● **Exercise instructions**
Write the next section of the blog post about building a spotlight chart of house prices and household income in R, starting right after its final sentence.

● **Source**
- - - -

2018/05/08

dataviz / R / housing

IN MY LINE OF WORK, (finance/economics) you see a lot of dual axis line charts. I am of the opinion that dual y axis charts are sort of evil. But in this post I’m going to make one. It’s for a totally legit reason though.

Like in an earlier post we’ll make a graph similar to one I saw on xenographics. Xenographics gives examples of and links to “weird, but (sometimes) useful charts”. The examples xenographics gives are undoubtedly interesting and might help inspire you if you’re looking for something new.

Per usual, let’s make a graph with R.

Housing affordability

I’m scheduled to give a talk on house price trends. During my talk I’m going to compare recent house price trends to income. For recent trends see this tweet thread.

For my upcoming talk I want a special kind of graphic to compare house prices to income. After looking around xenographics I decided that spotlight charts might be a good visual for my talk. See here for the original dataviz.

But in order to make this chart with R we’re going to need to use a dual axis. Fortunately in recent versions of ggplot2 ther’es an ability to add a secondary y axis despite potential issues with them. See for example, this post by DataWrapper’s Lisa Charlotte Rost on Twitter that looks at these charts.

The plan

We’re going to compare median household income to median house prices by metro area. We’ll use a spotlight graph to expand the ratio by metro into its numerator and denominator. The ratio will serve as the light source, while the numerator and denominator will define the cone extending from the ratio.

- - - -

● **Records supplied**
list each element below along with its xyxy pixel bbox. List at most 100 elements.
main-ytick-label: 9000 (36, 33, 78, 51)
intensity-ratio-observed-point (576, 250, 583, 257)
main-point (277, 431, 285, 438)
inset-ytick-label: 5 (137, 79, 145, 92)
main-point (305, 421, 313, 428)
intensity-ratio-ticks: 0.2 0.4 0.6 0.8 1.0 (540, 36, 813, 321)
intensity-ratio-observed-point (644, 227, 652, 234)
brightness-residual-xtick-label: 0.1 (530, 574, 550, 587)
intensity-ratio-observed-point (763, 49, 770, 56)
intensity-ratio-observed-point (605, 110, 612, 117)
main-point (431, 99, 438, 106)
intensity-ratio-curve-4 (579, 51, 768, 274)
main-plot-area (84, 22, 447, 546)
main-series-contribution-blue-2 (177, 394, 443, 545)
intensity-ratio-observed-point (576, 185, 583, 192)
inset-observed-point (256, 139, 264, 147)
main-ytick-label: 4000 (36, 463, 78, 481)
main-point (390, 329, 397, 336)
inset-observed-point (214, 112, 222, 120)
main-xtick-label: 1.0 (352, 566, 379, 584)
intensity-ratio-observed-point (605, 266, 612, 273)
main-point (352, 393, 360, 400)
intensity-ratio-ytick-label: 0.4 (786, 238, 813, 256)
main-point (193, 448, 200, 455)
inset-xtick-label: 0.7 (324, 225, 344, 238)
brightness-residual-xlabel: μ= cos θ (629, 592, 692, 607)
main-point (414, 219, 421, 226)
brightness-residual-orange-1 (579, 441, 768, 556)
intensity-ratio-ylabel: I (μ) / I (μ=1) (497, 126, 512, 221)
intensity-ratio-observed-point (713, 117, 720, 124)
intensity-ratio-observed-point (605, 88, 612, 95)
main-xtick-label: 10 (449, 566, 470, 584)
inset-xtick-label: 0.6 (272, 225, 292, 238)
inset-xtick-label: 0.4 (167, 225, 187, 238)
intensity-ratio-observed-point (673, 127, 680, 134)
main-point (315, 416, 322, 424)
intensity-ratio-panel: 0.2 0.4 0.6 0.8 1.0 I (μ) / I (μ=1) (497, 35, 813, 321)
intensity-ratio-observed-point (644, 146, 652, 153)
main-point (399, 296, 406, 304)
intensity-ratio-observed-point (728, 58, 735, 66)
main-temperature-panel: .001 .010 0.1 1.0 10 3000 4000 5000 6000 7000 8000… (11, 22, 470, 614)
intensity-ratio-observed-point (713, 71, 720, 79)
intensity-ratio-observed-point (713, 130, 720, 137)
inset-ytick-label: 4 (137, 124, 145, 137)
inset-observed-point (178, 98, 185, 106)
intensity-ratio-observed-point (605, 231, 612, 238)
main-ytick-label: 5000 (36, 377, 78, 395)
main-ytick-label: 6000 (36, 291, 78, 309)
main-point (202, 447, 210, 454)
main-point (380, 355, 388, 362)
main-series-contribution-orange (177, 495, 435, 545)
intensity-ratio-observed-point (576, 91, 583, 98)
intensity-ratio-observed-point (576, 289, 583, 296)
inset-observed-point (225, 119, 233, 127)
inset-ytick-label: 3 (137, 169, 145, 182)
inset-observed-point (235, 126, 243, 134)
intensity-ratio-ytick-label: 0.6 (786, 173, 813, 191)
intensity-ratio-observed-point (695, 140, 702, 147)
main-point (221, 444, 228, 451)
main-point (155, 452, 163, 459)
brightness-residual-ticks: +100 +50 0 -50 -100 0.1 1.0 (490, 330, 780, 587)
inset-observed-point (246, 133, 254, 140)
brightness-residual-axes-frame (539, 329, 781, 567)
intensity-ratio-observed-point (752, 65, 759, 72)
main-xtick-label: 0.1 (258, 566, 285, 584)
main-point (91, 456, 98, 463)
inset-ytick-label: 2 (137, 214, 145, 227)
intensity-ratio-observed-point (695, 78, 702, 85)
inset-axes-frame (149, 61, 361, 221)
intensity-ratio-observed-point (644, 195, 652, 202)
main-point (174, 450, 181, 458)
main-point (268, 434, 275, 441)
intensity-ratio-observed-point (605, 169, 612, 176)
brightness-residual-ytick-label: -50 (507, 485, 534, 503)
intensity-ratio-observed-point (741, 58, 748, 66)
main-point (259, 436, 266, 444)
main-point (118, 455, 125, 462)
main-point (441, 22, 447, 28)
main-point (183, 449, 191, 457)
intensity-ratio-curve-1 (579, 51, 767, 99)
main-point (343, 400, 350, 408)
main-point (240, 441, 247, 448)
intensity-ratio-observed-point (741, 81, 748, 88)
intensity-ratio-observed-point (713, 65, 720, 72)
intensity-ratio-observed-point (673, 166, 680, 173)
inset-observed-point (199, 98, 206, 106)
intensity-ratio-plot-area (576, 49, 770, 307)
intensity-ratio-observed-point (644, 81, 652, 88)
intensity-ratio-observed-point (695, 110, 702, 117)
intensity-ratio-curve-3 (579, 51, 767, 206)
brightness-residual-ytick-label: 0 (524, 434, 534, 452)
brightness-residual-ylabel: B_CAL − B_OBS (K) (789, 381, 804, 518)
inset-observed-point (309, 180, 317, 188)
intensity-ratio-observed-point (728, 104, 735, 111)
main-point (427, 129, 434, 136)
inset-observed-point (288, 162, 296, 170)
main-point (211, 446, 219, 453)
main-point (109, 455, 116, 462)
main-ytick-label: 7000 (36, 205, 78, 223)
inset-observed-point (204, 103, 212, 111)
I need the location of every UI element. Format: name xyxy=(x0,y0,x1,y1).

- - - -

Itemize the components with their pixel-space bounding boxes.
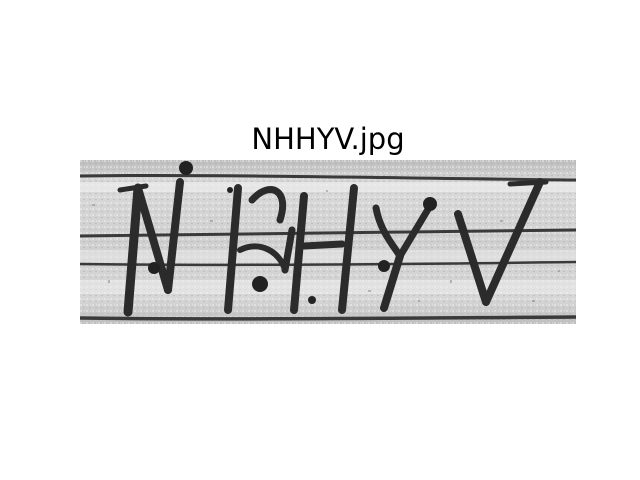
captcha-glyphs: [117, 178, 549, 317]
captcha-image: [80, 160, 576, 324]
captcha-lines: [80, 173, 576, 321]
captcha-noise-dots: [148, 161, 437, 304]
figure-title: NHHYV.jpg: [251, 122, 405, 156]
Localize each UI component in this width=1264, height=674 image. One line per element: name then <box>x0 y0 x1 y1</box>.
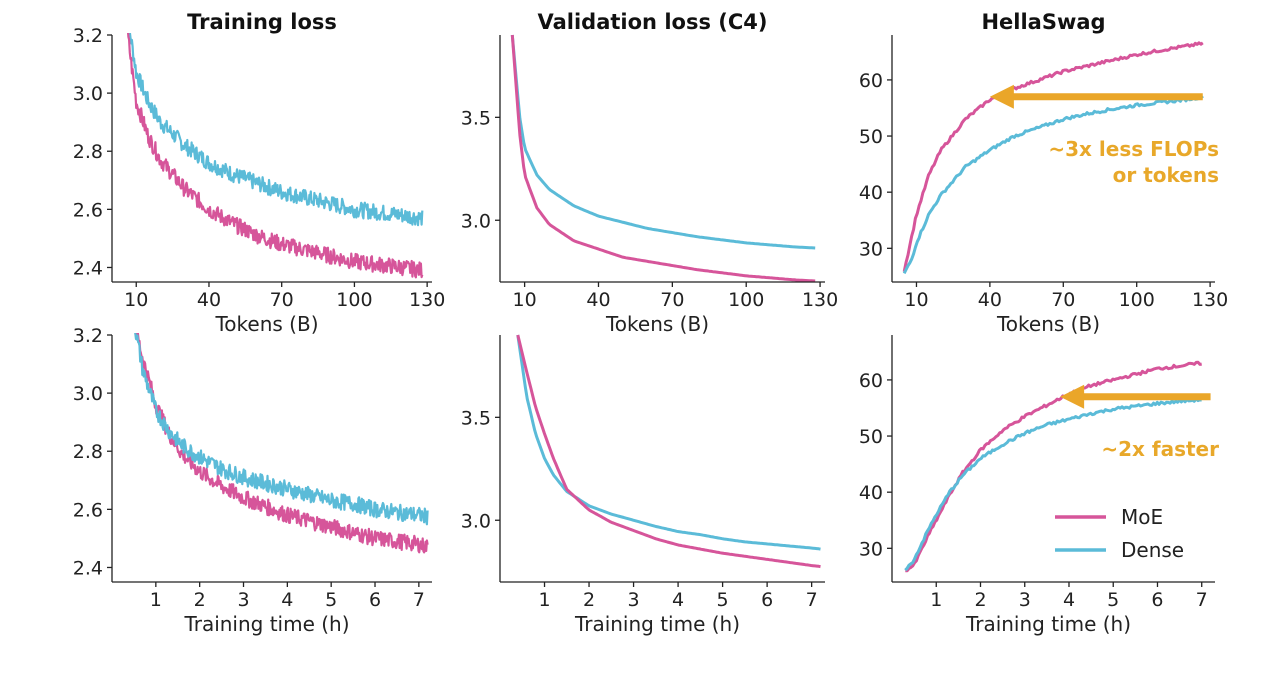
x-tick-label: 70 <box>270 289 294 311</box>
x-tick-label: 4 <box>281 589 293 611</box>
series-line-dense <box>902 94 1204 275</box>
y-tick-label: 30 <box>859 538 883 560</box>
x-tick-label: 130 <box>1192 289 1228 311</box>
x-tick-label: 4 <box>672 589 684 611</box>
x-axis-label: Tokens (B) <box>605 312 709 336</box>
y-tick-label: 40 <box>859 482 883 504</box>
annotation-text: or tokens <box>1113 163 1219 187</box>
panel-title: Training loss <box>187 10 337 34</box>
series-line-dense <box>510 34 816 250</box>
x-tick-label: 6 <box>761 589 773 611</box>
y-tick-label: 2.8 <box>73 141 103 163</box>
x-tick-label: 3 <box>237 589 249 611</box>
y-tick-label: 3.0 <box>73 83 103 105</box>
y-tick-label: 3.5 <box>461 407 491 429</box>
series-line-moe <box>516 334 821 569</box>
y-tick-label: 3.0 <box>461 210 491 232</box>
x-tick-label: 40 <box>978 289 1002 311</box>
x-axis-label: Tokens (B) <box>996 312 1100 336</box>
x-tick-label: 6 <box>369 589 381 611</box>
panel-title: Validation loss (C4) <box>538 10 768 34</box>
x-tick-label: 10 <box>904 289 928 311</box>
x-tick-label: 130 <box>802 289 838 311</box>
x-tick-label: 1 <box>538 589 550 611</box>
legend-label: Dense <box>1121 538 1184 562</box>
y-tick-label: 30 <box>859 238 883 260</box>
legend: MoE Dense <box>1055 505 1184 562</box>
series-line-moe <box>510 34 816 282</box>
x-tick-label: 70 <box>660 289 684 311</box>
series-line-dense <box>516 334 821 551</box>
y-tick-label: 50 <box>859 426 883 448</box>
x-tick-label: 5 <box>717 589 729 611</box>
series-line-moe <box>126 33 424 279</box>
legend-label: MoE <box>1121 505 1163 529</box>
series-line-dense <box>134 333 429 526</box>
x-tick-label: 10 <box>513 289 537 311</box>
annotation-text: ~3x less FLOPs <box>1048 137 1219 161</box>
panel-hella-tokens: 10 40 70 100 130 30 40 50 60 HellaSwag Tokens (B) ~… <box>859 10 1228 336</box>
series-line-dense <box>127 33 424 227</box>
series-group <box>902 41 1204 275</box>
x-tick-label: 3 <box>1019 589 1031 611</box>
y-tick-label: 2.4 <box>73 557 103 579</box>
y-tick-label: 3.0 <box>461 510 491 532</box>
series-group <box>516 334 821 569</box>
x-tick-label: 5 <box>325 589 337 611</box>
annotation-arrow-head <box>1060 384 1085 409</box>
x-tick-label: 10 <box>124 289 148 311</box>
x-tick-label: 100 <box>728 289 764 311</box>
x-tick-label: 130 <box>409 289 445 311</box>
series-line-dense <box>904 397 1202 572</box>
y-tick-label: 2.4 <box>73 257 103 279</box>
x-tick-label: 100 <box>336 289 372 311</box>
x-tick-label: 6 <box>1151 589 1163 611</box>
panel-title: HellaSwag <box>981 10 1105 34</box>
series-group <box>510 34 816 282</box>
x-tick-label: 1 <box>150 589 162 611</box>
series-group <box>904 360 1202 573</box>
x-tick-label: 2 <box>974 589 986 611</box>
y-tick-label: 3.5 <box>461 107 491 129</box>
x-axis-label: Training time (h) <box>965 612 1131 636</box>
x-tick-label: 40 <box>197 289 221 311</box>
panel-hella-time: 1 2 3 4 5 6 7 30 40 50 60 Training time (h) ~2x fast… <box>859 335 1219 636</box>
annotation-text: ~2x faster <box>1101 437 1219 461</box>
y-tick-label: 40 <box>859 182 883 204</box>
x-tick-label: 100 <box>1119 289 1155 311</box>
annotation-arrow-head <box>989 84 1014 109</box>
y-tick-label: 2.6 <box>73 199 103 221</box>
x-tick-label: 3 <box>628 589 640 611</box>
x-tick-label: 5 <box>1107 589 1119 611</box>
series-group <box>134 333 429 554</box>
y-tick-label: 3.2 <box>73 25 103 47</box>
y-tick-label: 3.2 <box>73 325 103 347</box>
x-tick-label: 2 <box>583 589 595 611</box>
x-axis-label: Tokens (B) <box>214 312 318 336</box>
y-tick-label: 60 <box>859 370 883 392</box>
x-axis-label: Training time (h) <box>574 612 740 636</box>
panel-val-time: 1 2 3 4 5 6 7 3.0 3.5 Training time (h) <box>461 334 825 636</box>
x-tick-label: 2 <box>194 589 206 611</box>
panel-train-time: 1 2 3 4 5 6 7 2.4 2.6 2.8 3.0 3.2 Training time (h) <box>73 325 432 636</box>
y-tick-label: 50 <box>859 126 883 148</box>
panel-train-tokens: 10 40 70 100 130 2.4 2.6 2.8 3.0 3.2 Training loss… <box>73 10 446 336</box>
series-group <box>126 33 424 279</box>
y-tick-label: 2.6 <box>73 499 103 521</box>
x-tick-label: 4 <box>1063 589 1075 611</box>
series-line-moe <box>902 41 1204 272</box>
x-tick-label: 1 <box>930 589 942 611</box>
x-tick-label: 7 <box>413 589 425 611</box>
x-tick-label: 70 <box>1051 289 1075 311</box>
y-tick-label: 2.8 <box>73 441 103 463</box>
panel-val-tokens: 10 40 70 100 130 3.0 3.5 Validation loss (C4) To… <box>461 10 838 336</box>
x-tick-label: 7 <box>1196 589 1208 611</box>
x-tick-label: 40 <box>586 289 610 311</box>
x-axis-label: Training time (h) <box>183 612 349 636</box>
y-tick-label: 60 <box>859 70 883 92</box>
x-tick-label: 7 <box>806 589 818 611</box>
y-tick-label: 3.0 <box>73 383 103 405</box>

- - - -

● **Exercise result**
Get data

We will use the acs packaged to access the U.S. Census Bureau’s American Community Survey (ACS) API and get data. Note for this to work for you you’ll need to get an API key from the U.S. Census Bureau.

The latest data from the ACS is for 2016 (in my talk I’ll use more recent data from other sources). Let’s access the 1-year estimates and gather data on metropolitan stastical area (MSA) median household income and median house values. For other ways to visualize these kinds of data see this post from last year.

#####################################################################################
## Load libraries ----
#####################################################################################
library(acs)
library(scales)
library(tidyverse)
library(viridis)

#####################################################################################
## Get data ----
#####################################################################################

#install your key
api.key.install(key="YOUR_API_KEY")

# Get metros
geo <- geo.make(msa='*')

# housing values table B25077

hv <- acs.fetch(endyear=2016, span=1, geography=geo, table.number="B25077")

# income table B19013
inc <- acs.fetch(endyear=2016, span=1, geography=geo, table.number="B19013")

# Population Table B25008
pop <- acs.fetch(endyear=2016, span=1, geography=geo, table.number="B25008")


df.acs <- data.frame(area=hv@geography$NAME,        # MSA name
                     pop=unname(pop@estimate[,1]), # Metro Population 
                     hvalue=unname(hv@estimate),   # Median Housing value
                     inc=unname(inc@estimate)      # Median Household Income

                     ) %>% 
  mutate(ratio=hvalue/inc) %>%                     # create ratio of house value to income
  arrange(-pop)                                    # sort (descending) by population

Let’s look at the first few rows…

knitr::kable(head(df.acs))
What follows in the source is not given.